Beginning at the line that contains "Convert this screenshot", transcribe the remaining lines of the listing exactly; include the final line and omit everything before.

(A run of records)
((

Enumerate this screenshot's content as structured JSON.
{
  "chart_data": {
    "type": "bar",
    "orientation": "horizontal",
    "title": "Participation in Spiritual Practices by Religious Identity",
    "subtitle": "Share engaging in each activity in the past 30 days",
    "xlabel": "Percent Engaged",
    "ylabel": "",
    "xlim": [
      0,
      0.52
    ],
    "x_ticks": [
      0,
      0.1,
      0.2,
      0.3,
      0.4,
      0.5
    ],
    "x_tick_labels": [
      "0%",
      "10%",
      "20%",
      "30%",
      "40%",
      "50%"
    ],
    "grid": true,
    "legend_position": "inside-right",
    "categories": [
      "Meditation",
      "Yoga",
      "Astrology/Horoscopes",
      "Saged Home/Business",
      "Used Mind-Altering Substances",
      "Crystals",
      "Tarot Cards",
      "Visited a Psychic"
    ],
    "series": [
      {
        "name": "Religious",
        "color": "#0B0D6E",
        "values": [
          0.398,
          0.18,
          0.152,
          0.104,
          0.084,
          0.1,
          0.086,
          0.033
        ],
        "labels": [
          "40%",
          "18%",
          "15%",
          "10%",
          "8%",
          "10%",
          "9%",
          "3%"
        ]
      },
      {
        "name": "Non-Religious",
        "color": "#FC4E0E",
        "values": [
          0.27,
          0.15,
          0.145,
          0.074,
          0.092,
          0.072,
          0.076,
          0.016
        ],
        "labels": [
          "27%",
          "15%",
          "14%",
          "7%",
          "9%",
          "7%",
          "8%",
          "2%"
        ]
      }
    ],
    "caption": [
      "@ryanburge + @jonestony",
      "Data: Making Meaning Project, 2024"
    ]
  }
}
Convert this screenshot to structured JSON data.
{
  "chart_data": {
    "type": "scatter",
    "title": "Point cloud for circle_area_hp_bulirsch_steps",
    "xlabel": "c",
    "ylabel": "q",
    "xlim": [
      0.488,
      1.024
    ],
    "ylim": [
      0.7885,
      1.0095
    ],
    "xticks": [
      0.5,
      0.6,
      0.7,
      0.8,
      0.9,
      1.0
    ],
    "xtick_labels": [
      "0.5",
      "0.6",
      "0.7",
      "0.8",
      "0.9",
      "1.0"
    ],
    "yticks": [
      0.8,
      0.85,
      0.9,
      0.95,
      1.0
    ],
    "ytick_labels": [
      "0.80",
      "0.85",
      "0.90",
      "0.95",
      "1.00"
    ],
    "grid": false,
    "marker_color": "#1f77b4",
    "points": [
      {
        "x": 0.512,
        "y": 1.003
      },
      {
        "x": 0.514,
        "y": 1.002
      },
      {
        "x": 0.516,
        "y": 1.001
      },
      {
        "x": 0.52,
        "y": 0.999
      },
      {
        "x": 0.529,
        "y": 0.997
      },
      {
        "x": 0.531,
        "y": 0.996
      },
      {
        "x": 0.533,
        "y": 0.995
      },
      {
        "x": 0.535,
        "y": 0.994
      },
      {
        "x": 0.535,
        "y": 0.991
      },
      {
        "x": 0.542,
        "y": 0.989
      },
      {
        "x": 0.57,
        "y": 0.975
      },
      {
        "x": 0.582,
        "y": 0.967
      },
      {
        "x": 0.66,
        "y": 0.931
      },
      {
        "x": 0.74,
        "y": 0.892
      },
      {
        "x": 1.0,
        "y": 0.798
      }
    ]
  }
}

))

Result of this task ->
Convert this screenshot to structured JSON data.
{
  "chart_data": {
    "type": "scatter",
    "title": "Point cloud for circle_area_hp_bulirsch_steps",
    "xlabel": "c",
    "ylabel": "q",
    "xlim": [
      0.488,
      1.024
    ],
    "ylim": [
      0.7885,
      1.0095
    ],
    "xticks": [
      0.5,
      0.6,
      0.7,
      0.8,
      0.9,
      1.0
    ],
    "xtick_labels": [
      "0.5",
      "0.6",
      "0.7",
      "0.8",
      "0.9",
      "1.0"
    ],
    "yticks": [
      0.8,
      0.85,
      0.9,
      0.95,
      1.0
    ],
    "ytick_labels": [
      "0.80",
      "0.85",
      "0.90",
      "0.95",
      "1.00"
    ],
    "grid": false,
    "marker_color": "#1f77b4",
    "points": [
      {
        "x": 0.512,
        "y": 1.003
      },
      {
        "x": 0.514,
        "y": 1.002
      },
      {
        "x": 0.516,
        "y": 1.001
      },
      {
        "x": 0.52,
        "y": 0.999
      },
      {
        "x": 0.529,
        "y": 0.997
      },
      {
        "x": 0.531,
        "y": 0.996
      },
      {
        "x": 0.533,
        "y": 0.995
      },
      {
        "x": 0.535,
        "y": 0.994
      },
      {
        "x": 0.535,
        "y": 0.991
      },
      {
        "x": 0.542,
        "y": 0.989
      },
      {
        "x": 0.57,
        "y": 0.975
      },
      {
        "x": 0.582,
        "y": 0.967
      },
      {
        "x": 0.66,
        "y": 0.931
      },
      {
        "x": 0.74,
        "y": 0.892
      },
      {
        "x": 1.0,
        "y": 0.798
      }
    ]
  }
}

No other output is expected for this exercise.